- [What you are asked to do]:
Write down every entry below once more, exactly.

● ● ●

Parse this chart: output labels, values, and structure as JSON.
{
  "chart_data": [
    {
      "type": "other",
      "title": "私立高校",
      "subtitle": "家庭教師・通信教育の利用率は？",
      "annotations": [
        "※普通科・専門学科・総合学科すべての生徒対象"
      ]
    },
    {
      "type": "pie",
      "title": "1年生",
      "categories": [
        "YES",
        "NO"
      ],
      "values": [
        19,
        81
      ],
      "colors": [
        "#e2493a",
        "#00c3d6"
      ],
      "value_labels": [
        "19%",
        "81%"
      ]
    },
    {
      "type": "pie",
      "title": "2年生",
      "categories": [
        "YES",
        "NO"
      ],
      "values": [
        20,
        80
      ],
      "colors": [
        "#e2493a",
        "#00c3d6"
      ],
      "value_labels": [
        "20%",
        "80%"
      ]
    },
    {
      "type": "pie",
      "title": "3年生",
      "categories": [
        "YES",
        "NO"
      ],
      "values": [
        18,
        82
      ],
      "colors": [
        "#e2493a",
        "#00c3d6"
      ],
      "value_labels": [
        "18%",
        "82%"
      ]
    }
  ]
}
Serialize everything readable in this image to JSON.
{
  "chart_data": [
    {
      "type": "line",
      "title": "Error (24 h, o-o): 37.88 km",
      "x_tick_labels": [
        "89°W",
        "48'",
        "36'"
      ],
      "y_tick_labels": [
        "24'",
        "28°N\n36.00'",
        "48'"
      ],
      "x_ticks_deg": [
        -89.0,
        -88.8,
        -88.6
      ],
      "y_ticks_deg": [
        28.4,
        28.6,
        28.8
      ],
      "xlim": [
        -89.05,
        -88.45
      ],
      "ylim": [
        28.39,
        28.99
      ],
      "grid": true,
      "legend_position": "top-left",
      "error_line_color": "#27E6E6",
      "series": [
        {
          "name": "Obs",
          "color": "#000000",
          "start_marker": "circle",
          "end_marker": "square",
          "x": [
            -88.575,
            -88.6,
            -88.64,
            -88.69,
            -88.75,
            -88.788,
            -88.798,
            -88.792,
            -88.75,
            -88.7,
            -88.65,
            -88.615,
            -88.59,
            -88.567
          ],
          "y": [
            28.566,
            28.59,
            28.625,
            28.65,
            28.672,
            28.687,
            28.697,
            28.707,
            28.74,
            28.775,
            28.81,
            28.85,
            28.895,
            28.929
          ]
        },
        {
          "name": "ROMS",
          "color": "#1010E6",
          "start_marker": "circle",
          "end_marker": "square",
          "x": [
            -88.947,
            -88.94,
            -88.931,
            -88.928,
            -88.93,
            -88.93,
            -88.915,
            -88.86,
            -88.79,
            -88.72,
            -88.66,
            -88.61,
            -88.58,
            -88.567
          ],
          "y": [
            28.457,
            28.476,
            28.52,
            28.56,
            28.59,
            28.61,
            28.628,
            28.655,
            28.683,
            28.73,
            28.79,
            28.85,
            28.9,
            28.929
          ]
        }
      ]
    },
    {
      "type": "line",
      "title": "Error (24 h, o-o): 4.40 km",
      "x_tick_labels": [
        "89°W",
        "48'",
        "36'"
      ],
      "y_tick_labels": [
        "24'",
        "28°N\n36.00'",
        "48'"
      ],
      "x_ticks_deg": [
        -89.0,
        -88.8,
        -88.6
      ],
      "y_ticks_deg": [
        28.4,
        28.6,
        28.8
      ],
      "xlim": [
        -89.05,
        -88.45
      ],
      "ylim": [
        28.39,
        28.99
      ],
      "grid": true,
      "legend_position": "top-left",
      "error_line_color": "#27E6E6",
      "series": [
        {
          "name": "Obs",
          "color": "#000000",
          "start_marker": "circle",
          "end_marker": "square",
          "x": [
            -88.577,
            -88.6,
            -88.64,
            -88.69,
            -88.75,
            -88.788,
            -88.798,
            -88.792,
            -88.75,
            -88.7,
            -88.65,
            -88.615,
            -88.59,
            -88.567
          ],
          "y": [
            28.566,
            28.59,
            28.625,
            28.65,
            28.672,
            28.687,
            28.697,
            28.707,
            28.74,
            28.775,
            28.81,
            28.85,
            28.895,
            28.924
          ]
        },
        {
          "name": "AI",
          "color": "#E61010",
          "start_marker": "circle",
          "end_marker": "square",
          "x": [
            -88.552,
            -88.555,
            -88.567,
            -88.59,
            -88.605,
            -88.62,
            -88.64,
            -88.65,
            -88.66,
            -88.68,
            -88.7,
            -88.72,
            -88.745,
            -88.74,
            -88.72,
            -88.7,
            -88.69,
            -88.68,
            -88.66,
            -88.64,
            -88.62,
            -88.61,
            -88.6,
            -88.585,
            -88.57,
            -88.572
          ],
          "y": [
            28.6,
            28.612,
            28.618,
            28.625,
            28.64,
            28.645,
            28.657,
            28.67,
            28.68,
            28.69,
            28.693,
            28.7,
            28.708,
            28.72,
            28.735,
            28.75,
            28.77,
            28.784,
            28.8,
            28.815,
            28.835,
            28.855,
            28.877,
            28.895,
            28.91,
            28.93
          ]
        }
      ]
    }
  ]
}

● ● ●

- [The result]:
Parse this chart: output labels, values, and structure as JSON.
{
  "chart_data": [
    {
      "type": "other",
      "title": "私立高校",
      "subtitle": "家庭教師・通信教育の利用率は？",
      "annotations": [
        "※普通科・専門学科・総合学科すべての生徒対象"
      ]
    },
    {
      "type": "pie",
      "title": "1年生",
      "categories": [
        "YES",
        "NO"
      ],
      "values": [
        19,
        81
      ],
      "colors": [
        "#e2493a",
        "#00c3d6"
      ],
      "value_labels": [
        "19%",
        "81%"
      ]
    },
    {
      "type": "pie",
      "title": "2年生",
      "categories": [
        "YES",
        "NO"
      ],
      "values": [
        20,
        80
      ],
      "colors": [
        "#e2493a",
        "#00c3d6"
      ],
      "value_labels": [
        "20%",
        "80%"
      ]
    },
    {
      "type": "pie",
      "title": "3年生",
      "categories": [
        "YES",
        "NO"
      ],
      "values": [
        18,
        82
      ],
      "colors": [
        "#e2493a",
        "#00c3d6"
      ],
      "value_labels": [
        "18%",
        "82%"
      ]
    }
  ]
}
Serialize everything readable in this image to JSON.
{
  "chart_data": [
    {
      "type": "line",
      "title": "Error (24 h, o-o): 37.88 km",
      "x_tick_labels": [
        "89°W",
        "48'",
        "36'"
      ],
      "y_tick_labels": [
        "24'",
        "28°N\n36.00'",
        "48'"
      ],
      "x_ticks_deg": [
        -89.0,
        -88.8,
        -88.6
      ],
      "y_ticks_deg": [
        28.4,
        28.6,
        28.8
      ],
      "xlim": [
        -89.05,
        -88.45
      ],
      "ylim": [
        28.39,
        28.99
      ],
      "grid": true,
      "legend_position": "top-left",
      "error_line_color": "#27E6E6",
      "series": [
        {
          "name": "Obs",
          "color": "#000000",
          "start_marker": "circle",
          "end_marker": "square",
          "x": [
            -88.575,
            -88.6,
            -88.64,
            -88.69,
            -88.75,
            -88.788,
            -88.798,
            -88.792,
            -88.75,
            -88.7,
            -88.65,
            -88.615,
            -88.59,
            -88.567
          ],
          "y": [
            28.566,
            28.59,
            28.625,
            28.65,
            28.672,
            28.687,
            28.697,
            28.707,
            28.74,
            28.775,
            28.81,
            28.85,
            28.895,
            28.929
          ]
        },
        {
          "name": "ROMS",
          "color": "#1010E6",
          "start_marker": "circle",
          "end_marker": "square",
          "x": [
            -88.947,
            -88.94,
            -88.931,
            -88.928,
            -88.93,
            -88.93,
            -88.915,
            -88.86,
            -88.79,
            -88.72,
            -88.66,
            -88.61,
            -88.58,
            -88.567
          ],
          "y": [
            28.457,
            28.476,
            28.52,
            28.56,
            28.59,
            28.61,
            28.628,
            28.655,
            28.683,
            28.73,
            28.79,
            28.85,
            28.9,
            28.929
          ]
        }
      ]
    },
    {
      "type": "line",
      "title": "Error (24 h, o-o): 4.40 km",
      "x_tick_labels": [
        "89°W",
        "48'",
        "36'"
      ],
      "y_tick_labels": [
        "24'",
        "28°N\n36.00'",
        "48'"
      ],
      "x_ticks_deg": [
        -89.0,
        -88.8,
        -88.6
      ],
      "y_ticks_deg": [
        28.4,
        28.6,
        28.8
      ],
      "xlim": [
        -89.05,
        -88.45
      ],
      "ylim": [
        28.39,
        28.99
      ],
      "grid": true,
      "legend_position": "top-left",
      "error_line_color": "#27E6E6",
      "series": [
        {
          "name": "Obs",
          "color": "#000000",
          "start_marker": "circle",
          "end_marker": "square",
          "x": [
            -88.577,
            -88.6,
            -88.64,
            -88.69,
            -88.75,
            -88.788,
            -88.798,
            -88.792,
            -88.75,
            -88.7,
            -88.65,
            -88.615,
            -88.59,
            -88.567
          ],
          "y": [
            28.566,
            28.59,
            28.625,
            28.65,
            28.672,
            28.687,
            28.697,
            28.707,
            28.74,
            28.775,
            28.81,
            28.85,
            28.895,
            28.924
          ]
        },
        {
          "name": "AI",
          "color": "#E61010",
          "start_marker": "circle",
          "end_marker": "square",
          "x": [
            -88.552,
            -88.555,
            -88.567,
            -88.59,
            -88.605,
            -88.62,
            -88.64,
            -88.65,
            -88.66,
            -88.68,
            -88.7,
            -88.72,
            -88.745,
            -88.74,
            -88.72,
            -88.7,
            -88.69,
            -88.68,
            -88.66,
            -88.64,
            -88.62,
            -88.61,
            -88.6,
            -88.585,
            -88.57,
            -88.572
          ],
          "y": [
            28.6,
            28.612,
            28.618,
            28.625,
            28.64,
            28.645,
            28.657,
            28.67,
            28.68,
            28.69,
            28.693,
            28.7,
            28.708,
            28.72,
            28.735,
            28.75,
            28.77,
            28.784,
            28.8,
            28.815,
            28.835,
            28.855,
            28.877,
            28.895,
            28.91,
            28.93
          ]
        }
      ]
    }
  ]
}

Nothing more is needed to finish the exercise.